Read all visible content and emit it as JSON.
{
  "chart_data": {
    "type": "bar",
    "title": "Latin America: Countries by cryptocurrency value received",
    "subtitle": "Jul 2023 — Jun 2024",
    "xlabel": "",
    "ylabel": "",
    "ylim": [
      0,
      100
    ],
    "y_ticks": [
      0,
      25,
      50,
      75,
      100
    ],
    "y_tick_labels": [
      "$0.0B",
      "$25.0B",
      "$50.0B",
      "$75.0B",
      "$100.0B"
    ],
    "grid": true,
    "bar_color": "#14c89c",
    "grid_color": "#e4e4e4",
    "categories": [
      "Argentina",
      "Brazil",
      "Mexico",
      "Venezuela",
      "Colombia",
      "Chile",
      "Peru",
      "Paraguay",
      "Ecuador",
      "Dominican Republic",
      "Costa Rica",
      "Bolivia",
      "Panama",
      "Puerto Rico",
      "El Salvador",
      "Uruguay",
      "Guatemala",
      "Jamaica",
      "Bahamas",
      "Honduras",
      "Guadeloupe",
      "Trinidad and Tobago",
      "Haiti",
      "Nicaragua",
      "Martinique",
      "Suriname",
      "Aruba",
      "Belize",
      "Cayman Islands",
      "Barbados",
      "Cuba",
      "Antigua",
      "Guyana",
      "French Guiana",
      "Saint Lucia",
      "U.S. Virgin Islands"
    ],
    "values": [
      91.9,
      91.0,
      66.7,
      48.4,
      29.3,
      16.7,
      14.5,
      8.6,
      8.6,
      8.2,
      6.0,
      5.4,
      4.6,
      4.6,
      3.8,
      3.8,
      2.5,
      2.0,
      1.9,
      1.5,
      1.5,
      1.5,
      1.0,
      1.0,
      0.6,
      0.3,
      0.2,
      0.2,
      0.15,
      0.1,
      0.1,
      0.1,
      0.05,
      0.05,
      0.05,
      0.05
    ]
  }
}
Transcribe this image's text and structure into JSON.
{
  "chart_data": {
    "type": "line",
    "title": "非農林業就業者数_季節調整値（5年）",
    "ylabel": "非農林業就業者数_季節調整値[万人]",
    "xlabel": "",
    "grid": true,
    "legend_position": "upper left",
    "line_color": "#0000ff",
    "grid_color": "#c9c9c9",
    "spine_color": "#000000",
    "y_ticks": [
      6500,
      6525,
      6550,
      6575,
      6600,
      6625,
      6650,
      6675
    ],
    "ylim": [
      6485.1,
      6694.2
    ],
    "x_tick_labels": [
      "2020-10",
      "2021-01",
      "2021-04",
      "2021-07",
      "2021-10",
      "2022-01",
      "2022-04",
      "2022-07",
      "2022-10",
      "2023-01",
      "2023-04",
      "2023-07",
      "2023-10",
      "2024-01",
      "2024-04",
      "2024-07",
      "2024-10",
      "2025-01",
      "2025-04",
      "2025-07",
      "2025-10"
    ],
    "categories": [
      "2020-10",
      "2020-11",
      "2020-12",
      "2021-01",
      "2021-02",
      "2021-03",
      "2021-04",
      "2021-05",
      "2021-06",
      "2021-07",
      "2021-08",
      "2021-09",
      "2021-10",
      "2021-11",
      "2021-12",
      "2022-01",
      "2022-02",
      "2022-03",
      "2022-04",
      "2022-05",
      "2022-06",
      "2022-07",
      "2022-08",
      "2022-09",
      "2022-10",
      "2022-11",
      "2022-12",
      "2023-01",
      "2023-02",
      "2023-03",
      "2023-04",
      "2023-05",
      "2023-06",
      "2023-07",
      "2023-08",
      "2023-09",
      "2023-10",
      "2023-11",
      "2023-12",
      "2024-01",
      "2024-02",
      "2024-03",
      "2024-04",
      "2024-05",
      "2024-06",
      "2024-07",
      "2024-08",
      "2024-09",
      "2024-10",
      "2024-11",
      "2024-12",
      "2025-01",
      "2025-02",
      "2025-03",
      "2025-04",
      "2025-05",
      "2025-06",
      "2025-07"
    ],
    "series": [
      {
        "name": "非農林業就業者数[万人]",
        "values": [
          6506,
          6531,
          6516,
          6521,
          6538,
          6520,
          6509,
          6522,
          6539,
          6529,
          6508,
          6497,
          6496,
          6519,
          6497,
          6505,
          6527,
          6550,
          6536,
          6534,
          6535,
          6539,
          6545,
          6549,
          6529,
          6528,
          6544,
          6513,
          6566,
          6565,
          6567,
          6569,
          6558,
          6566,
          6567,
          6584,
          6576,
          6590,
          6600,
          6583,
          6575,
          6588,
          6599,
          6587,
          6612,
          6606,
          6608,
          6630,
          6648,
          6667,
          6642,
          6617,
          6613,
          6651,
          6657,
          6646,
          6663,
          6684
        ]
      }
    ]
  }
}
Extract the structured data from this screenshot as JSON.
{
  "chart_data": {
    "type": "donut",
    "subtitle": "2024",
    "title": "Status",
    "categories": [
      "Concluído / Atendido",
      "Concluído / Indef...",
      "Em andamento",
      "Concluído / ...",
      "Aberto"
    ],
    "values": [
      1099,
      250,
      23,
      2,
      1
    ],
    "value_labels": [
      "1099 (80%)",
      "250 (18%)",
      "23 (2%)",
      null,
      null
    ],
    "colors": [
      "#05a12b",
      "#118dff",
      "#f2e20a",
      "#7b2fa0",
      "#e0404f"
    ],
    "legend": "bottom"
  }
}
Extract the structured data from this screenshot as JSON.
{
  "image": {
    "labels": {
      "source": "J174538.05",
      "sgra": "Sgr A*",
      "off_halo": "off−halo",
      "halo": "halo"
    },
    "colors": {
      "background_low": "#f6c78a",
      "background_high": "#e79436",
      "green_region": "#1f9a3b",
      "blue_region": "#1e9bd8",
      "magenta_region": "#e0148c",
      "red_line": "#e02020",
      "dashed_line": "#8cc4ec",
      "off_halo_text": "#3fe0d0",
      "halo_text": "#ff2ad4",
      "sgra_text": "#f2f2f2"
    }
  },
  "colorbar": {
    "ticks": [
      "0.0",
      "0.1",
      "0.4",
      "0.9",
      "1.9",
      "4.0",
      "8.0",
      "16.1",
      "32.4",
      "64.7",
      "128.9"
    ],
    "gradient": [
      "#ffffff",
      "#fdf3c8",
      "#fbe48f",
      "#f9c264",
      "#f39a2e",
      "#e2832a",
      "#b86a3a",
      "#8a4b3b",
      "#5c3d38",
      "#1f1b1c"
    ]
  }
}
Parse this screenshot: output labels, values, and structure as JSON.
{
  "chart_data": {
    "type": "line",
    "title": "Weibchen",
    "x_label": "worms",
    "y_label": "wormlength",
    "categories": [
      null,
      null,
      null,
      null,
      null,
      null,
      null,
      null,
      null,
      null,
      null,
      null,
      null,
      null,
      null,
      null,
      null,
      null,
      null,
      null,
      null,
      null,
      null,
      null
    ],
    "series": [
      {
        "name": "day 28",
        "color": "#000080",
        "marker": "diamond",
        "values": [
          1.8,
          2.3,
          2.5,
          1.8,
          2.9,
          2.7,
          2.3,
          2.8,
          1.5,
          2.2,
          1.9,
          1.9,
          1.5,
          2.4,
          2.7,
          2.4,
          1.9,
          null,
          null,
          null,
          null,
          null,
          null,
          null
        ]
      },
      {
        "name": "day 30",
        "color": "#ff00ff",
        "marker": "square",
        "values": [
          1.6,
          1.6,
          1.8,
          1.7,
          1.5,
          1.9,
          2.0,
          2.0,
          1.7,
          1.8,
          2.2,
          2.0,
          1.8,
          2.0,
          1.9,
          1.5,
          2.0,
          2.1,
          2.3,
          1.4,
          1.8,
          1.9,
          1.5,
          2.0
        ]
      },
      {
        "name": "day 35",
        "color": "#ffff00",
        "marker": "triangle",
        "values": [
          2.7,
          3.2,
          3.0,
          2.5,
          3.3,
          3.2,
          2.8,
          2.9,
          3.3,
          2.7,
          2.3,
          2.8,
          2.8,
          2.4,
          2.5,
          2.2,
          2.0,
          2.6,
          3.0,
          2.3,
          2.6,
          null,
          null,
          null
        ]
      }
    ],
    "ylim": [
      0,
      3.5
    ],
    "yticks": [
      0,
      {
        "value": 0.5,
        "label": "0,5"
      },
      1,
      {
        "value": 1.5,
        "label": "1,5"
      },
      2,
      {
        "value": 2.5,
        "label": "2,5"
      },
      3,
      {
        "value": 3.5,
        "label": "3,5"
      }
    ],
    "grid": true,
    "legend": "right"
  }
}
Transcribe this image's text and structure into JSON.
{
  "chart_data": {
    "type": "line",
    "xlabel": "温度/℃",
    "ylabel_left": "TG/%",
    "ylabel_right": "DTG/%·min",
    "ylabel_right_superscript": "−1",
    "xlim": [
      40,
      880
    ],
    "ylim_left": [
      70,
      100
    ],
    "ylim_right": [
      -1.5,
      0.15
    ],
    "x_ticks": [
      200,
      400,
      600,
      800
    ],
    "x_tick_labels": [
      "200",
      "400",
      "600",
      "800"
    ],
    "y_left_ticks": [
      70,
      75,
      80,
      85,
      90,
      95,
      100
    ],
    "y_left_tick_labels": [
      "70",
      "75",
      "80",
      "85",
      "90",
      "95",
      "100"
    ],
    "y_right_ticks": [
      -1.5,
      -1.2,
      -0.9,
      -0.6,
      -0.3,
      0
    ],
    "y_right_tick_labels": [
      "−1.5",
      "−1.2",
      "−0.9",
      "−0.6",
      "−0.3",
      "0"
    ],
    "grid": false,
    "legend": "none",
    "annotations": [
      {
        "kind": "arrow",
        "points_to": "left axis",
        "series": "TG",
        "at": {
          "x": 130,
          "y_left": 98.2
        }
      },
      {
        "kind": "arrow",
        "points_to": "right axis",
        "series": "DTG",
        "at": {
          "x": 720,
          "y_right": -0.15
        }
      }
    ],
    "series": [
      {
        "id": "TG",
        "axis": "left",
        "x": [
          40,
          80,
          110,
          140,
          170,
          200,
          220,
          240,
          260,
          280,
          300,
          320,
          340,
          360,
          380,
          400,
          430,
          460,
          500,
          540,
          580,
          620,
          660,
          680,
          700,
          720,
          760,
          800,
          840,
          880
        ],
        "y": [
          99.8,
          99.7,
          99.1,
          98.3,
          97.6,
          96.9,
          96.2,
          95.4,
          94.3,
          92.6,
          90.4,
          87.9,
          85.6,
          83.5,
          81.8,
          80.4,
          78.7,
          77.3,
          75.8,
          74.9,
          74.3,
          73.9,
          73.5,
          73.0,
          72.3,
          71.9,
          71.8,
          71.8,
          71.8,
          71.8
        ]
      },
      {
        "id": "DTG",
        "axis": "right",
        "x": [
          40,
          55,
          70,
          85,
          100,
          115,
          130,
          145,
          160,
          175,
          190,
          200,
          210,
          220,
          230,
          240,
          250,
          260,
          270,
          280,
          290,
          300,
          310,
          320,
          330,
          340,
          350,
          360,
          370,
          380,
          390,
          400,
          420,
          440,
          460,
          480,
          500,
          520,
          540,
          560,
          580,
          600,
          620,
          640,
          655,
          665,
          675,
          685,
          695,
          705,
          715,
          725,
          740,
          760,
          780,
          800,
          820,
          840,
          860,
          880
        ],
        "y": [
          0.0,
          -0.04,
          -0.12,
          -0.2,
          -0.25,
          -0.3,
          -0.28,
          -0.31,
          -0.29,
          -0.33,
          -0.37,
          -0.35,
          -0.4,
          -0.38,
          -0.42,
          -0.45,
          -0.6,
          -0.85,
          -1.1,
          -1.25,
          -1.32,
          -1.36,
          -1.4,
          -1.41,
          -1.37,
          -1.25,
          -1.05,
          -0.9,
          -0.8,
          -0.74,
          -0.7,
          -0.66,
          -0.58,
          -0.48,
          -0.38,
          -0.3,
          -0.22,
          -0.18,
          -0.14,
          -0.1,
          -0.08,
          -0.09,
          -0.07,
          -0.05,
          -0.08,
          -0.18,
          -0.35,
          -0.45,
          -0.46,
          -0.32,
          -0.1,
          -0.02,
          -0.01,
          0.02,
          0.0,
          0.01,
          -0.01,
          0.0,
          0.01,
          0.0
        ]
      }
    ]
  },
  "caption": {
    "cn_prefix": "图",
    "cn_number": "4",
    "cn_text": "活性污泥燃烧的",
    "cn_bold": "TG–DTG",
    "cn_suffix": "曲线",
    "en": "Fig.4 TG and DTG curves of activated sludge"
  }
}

------------------------

* [TASK PROMPT]: Pull out each line of the entries that contains "Concluído".

* [PROBLEM SOLUTION]:
      "Concluído / Atendido",
      "Concluído / Indef...",
      "Concluído / ...",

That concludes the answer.